## Available records

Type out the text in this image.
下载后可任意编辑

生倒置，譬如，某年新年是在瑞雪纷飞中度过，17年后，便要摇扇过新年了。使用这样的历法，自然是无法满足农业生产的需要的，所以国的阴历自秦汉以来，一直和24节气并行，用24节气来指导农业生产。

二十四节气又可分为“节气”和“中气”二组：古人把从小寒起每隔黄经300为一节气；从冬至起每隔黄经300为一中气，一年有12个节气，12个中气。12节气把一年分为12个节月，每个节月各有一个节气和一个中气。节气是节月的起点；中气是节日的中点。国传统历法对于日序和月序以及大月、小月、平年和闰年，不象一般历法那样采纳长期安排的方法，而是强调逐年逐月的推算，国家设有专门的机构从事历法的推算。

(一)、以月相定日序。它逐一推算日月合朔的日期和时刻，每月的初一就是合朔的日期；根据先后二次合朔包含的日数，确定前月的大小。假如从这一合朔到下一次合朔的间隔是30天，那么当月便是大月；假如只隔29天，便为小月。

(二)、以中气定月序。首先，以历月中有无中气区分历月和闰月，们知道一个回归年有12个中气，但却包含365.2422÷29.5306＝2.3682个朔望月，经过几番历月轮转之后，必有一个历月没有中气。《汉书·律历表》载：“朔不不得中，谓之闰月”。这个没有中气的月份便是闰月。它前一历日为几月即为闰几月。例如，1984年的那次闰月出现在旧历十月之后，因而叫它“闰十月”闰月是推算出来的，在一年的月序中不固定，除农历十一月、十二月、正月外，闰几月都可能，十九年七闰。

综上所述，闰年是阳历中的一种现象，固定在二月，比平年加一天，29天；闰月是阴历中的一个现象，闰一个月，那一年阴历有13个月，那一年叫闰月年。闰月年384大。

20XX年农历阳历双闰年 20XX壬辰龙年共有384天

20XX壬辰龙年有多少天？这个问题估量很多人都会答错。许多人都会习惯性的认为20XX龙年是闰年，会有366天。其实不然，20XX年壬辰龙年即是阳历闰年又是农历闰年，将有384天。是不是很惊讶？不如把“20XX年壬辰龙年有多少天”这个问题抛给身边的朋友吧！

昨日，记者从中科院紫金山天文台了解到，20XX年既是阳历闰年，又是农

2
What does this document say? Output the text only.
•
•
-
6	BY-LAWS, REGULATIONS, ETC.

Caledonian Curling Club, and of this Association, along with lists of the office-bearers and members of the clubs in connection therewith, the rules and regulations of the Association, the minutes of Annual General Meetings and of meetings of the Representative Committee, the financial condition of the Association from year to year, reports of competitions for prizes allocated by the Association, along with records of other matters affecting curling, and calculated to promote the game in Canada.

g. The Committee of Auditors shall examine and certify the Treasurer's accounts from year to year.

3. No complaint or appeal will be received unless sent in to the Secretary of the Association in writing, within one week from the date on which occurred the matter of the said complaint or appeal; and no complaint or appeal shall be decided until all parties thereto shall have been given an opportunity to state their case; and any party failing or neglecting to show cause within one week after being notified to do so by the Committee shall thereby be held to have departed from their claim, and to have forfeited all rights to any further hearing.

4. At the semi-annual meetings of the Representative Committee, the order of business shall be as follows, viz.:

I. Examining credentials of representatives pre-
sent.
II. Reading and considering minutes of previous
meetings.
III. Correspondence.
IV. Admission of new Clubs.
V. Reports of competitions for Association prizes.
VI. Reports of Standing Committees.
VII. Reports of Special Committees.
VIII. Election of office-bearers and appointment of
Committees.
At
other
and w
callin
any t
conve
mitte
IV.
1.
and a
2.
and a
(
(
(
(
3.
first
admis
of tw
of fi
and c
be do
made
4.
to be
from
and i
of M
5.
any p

## Given problem
Show every line of the listing in which the string "competitions" can be found.

## Finished exercise
Caledonian Curling Club, and of this Association, along with lists of the office-bearers and members of the clubs in connection therewith, the rules and regulations of the Association, the minutes of Annual General Meetings and of meetings of the Representative Committee, the financial condition of the Association from year to year, reports of competitions for prizes allocated by the Association, along with records of other matters affecting curling, and calculated to promote the game in Canada.
V. Reports of competitions for Association prizes.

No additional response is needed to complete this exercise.